-- start of TASK INPUT --

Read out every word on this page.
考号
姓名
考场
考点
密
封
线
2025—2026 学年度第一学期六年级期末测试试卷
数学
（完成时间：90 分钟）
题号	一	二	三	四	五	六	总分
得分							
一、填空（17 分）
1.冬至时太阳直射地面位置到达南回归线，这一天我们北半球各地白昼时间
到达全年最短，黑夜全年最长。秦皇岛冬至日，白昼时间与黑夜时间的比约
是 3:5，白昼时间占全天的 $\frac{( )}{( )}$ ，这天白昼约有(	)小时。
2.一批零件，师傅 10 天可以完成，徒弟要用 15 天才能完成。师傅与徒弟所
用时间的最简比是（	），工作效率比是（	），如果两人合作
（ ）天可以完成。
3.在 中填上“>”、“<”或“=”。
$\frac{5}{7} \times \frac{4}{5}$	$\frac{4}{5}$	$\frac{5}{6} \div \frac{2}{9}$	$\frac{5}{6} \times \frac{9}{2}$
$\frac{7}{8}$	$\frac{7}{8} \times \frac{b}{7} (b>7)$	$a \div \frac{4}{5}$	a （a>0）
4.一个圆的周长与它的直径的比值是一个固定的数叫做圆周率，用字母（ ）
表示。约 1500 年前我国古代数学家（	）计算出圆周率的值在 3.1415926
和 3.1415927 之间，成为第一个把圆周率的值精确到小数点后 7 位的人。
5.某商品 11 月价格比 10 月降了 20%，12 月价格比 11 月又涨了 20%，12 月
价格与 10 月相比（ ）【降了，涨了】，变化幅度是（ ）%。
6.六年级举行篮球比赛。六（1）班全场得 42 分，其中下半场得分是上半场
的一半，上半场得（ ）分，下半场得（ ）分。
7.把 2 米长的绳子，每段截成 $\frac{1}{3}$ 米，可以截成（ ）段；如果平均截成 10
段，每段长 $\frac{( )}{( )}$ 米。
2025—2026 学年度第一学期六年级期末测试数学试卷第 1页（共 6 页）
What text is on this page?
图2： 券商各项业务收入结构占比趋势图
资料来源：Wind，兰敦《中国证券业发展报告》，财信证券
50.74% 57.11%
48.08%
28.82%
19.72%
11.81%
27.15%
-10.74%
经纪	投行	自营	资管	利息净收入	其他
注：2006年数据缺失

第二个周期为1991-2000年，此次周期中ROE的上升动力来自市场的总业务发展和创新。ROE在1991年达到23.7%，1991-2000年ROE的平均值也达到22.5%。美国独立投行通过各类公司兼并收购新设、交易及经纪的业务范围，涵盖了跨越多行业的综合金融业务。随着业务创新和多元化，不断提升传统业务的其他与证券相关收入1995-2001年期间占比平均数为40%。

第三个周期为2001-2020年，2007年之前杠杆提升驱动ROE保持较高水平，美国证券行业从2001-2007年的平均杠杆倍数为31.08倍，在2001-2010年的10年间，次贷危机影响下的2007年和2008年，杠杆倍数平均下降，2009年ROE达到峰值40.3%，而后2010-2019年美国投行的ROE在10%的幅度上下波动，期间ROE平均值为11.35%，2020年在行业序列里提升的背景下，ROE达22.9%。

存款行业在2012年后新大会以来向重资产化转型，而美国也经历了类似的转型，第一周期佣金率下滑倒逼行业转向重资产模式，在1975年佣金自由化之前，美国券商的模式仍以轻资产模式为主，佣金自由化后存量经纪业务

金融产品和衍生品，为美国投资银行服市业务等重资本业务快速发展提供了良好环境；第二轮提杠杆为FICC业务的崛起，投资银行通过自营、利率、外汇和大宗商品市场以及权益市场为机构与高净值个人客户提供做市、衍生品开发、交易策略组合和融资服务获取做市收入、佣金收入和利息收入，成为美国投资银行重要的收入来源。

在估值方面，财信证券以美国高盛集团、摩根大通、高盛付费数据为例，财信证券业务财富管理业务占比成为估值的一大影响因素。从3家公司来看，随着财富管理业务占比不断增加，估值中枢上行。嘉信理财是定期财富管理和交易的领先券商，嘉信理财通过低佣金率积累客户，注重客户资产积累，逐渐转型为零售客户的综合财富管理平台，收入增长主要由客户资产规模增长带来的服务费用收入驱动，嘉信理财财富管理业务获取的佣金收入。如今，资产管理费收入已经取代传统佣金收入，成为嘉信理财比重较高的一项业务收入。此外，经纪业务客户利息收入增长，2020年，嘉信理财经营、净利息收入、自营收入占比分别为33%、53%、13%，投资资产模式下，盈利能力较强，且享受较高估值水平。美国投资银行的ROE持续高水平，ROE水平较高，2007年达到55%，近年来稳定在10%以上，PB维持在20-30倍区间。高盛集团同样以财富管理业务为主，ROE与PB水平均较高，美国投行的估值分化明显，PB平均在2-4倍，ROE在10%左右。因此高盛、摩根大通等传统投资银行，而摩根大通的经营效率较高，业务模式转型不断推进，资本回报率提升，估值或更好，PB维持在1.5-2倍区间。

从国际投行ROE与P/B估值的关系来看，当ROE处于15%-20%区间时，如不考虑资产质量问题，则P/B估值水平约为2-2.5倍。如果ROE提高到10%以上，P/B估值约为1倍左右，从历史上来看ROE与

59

-- end of TASK INPUT --

Which lines include the word "times"? Copy every one of them.

$\frac{5}{7} \times \frac{4}{5}$	$\frac{4}{5}$	$\frac{5}{6} \div \frac{2}{9}$	$\frac{5}{6} \times \frac{9}{2}$
$\frac{7}{8}$	$\frac{7}{8} \times \frac{b}{7} (b>7)$	$a \div \frac{4}{5}$	a （a>0）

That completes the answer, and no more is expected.